### EXERCISE GOAL
Quote the listing below in full and exactly as written, but omit every picture.

###

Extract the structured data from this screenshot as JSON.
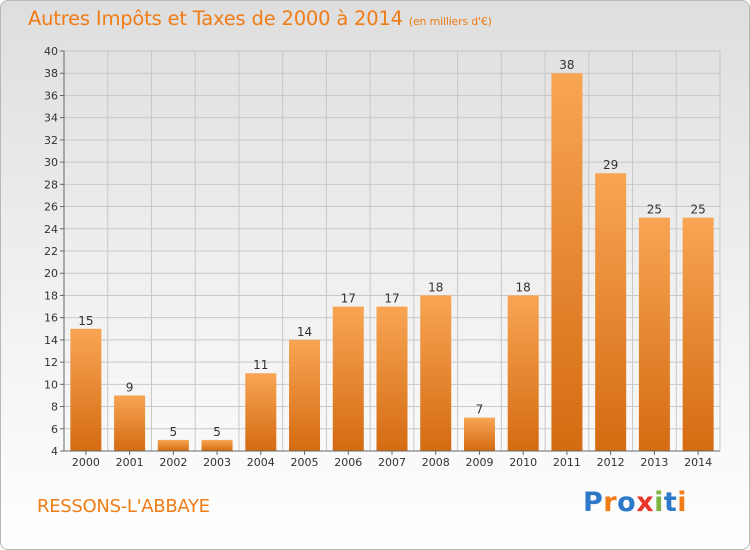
{
  "title": "Autres Impôts et Taxes de 2000 à 2014",
  "unit": "(en milliers d'€)",
  "commune": "RESSONS-L'ABBAYE",
  "logo": {
    "text": "Proxiti",
    "colors": [
      "#2d78c8",
      "#f07c16",
      "#2d78c8",
      "#e8372a",
      "#7cb542",
      "#2d78c8",
      "#f07c16"
    ]
  },
  "colors": {
    "accent": "#f07c16",
    "bar_light": "#f8a553",
    "bar_dark": "#d46b12",
    "grid": "#c8c8c8"
  },
  "chart_data": {
    "type": "bar",
    "categories": [
      "2000",
      "2001",
      "2002",
      "2003",
      "2004",
      "2005",
      "2006",
      "2007",
      "2008",
      "2009",
      "2010",
      "2011",
      "2012",
      "2013",
      "2014"
    ],
    "values": [
      15,
      9,
      5,
      5,
      11,
      14,
      17,
      17,
      18,
      7,
      18,
      38,
      29,
      25,
      25
    ],
    "ylim": [
      4,
      40
    ],
    "yticks": [
      4,
      6,
      8,
      10,
      12,
      14,
      16,
      18,
      20,
      22,
      24,
      26,
      28,
      30,
      32,
      34,
      36,
      38,
      40
    ],
    "grid": true,
    "data_labels": true
  }
}
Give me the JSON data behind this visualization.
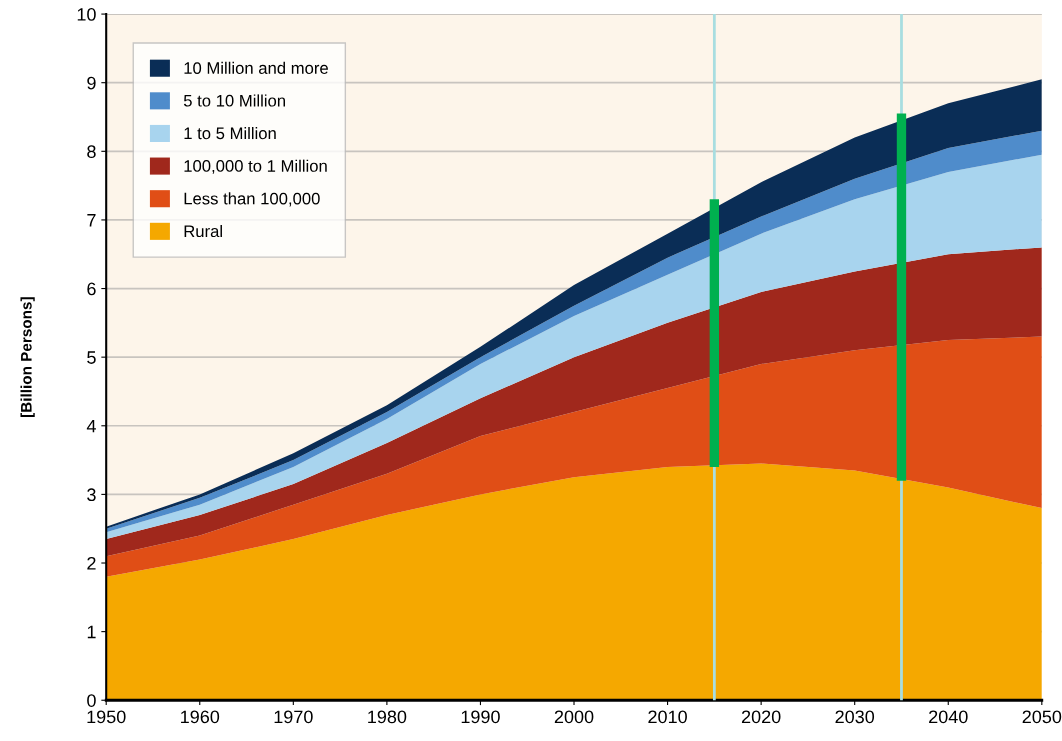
{
  "chart_data": {
    "type": "area",
    "stacked": true,
    "ylabel": "[Billion Persons]",
    "x": [
      1950,
      1960,
      1970,
      1980,
      1990,
      2000,
      2010,
      2020,
      2030,
      2040,
      2050
    ],
    "series": [
      {
        "name": "Rural",
        "color": "#f5a800",
        "values": [
          1.8,
          2.05,
          2.35,
          2.7,
          3.0,
          3.25,
          3.4,
          3.45,
          3.35,
          3.1,
          2.8
        ]
      },
      {
        "name": "Less than 100,000",
        "color": "#e04e16",
        "values": [
          0.3,
          0.35,
          0.5,
          0.6,
          0.85,
          0.95,
          1.15,
          1.45,
          1.75,
          2.15,
          2.5
        ]
      },
      {
        "name": "100,000 to 1 Million",
        "color": "#a0281c",
        "values": [
          0.25,
          0.3,
          0.3,
          0.45,
          0.55,
          0.8,
          0.95,
          1.05,
          1.15,
          1.25,
          1.3
        ]
      },
      {
        "name": "1 to 5 Million",
        "color": "#a8d4ee",
        "values": [
          0.1,
          0.15,
          0.25,
          0.35,
          0.5,
          0.6,
          0.7,
          0.85,
          1.05,
          1.2,
          1.35
        ]
      },
      {
        "name": "5 to 10 Million",
        "color": "#4f8ccb",
        "values": [
          0.05,
          0.1,
          0.1,
          0.1,
          0.1,
          0.15,
          0.25,
          0.25,
          0.3,
          0.35,
          0.35
        ]
      },
      {
        "name": "10 Million and more",
        "color": "#0a2d56",
        "values": [
          0.03,
          0.05,
          0.1,
          0.1,
          0.15,
          0.3,
          0.35,
          0.5,
          0.6,
          0.65,
          0.75
        ]
      },
      {
        "type": "bar",
        "color": "#00b04f",
        "x": [
          2015,
          2035
        ],
        "base": [
          3.4,
          3.2
        ],
        "values": [
          3.9,
          5.35
        ]
      }
    ],
    "xlim": [
      1950,
      2050
    ],
    "ylim": [
      0,
      10
    ],
    "xticks": [
      1950,
      1960,
      1970,
      1980,
      1990,
      2000,
      2010,
      2020,
      2030,
      2040,
      2050
    ],
    "yticks": [
      0,
      1,
      2,
      3,
      4,
      5,
      6,
      7,
      8,
      9,
      10
    ],
    "ref_lines": [
      {
        "axis": "x",
        "value": 2015,
        "color": "#a8dde0"
      },
      {
        "axis": "x",
        "value": 2035,
        "color": "#a8dde0"
      }
    ],
    "grid": "y",
    "legend": "top left"
  }
}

###

### SOLVED PROBLEM
Extract the structured data from this screenshot as JSON.
{
  "title": "Autres Impôts et Taxes de 2000 à 2014",
  "unit": "(en milliers d'€)",
  "commune": "RESSONS-L'ABBAYE",
  "logo": {
    "text": "Proxiti",
    "colors": [
      "#2d78c8",
      "#f07c16",
      "#2d78c8",
      "#e8372a",
      "#7cb542",
      "#2d78c8",
      "#f07c16"
    ]
  },
  "colors": {
    "accent": "#f07c16",
    "bar_light": "#f8a553",
    "bar_dark": "#d46b12",
    "grid": "#c8c8c8"
  },
  "chart_data": {
    "type": "bar",
    "categories": [
      "2000",
      "2001",
      "2002",
      "2003",
      "2004",
      "2005",
      "2006",
      "2007",
      "2008",
      "2009",
      "2010",
      "2011",
      "2012",
      "2013",
      "2014"
    ],
    "values": [
      15,
      9,
      5,
      5,
      11,
      14,
      17,
      17,
      18,
      7,
      18,
      38,
      29,
      25,
      25
    ],
    "ylim": [
      4,
      40
    ],
    "yticks": [
      4,
      6,
      8,
      10,
      12,
      14,
      16,
      18,
      20,
      22,
      24,
      26,
      28,
      30,
      32,
      34,
      36,
      38,
      40
    ],
    "grid": true,
    "data_labels": true
  }
}
Give me the JSON data behind this visualization.
{
  "chart_data": {
    "type": "area",
    "stacked": true,
    "ylabel": "[Billion Persons]",
    "x": [
      1950,
      1960,
      1970,
      1980,
      1990,
      2000,
      2010,
      2020,
      2030,
      2040,
      2050
    ],
    "series": [
      {
        "name": "Rural",
        "color": "#f5a800",
        "values": [
          1.8,
          2.05,
          2.35,
          2.7,
          3.0,
          3.25,
          3.4,
          3.45,
          3.35,
          3.1,
          2.8
        ]
      },
      {
        "name": "Less than 100,000",
        "color": "#e04e16",
        "values": [
          0.3,
          0.35,
          0.5,
          0.6,
          0.85,
          0.95,
          1.15,
          1.45,
          1.75,
          2.15,
          2.5
        ]
      },
      {
        "name": "100,000 to 1 Million",
        "color": "#a0281c",
        "values": [
          0.25,
          0.3,
          0.3,
          0.45,
          0.55,
          0.8,
          0.95,
          1.05,
          1.15,
          1.25,
          1.3
        ]
      },
      {
        "name": "1 to 5 Million",
        "color": "#a8d4ee",
        "values": [
          0.1,
          0.15,
          0.25,
          0.35,
          0.5,
          0.6,
          0.7,
          0.85,
          1.05,
          1.2,
          1.35
        ]
      },
      {
        "name": "5 to 10 Million",
        "color": "#4f8ccb",
        "values": [
          0.05,
          0.1,
          0.1,
          0.1,
          0.1,
          0.15,
          0.25,
          0.25,
          0.3,
          0.35,
          0.35
        ]
      },
      {
        "name": "10 Million and more",
        "color": "#0a2d56",
        "values": [
          0.03,
          0.05,
          0.1,
          0.1,
          0.15,
          0.3,
          0.35,
          0.5,
          0.6,
          0.65,
          0.75
        ]
      },
      {
        "type": "bar",
        "color": "#00b04f",
        "x": [
          2015,
          2035
        ],
        "base": [
          3.4,
          3.2
        ],
        "values": [
          3.9,
          5.35
        ]
      }
    ],
    "xlim": [
      1950,
      2050
    ],
    "ylim": [
      0,
      10
    ],
    "xticks": [
      1950,
      1960,
      1970,
      1980,
      1990,
      2000,
      2010,
      2020,
      2030,
      2040,
      2050
    ],
    "yticks": [
      0,
      1,
      2,
      3,
      4,
      5,
      6,
      7,
      8,
      9,
      10
    ],
    "ref_lines": [
      {
        "axis": "x",
        "value": 2015,
        "color": "#a8dde0"
      },
      {
        "axis": "x",
        "value": 2035,
        "color": "#a8dde0"
      }
    ],
    "grid": "y",
    "legend": "top left"
  }
}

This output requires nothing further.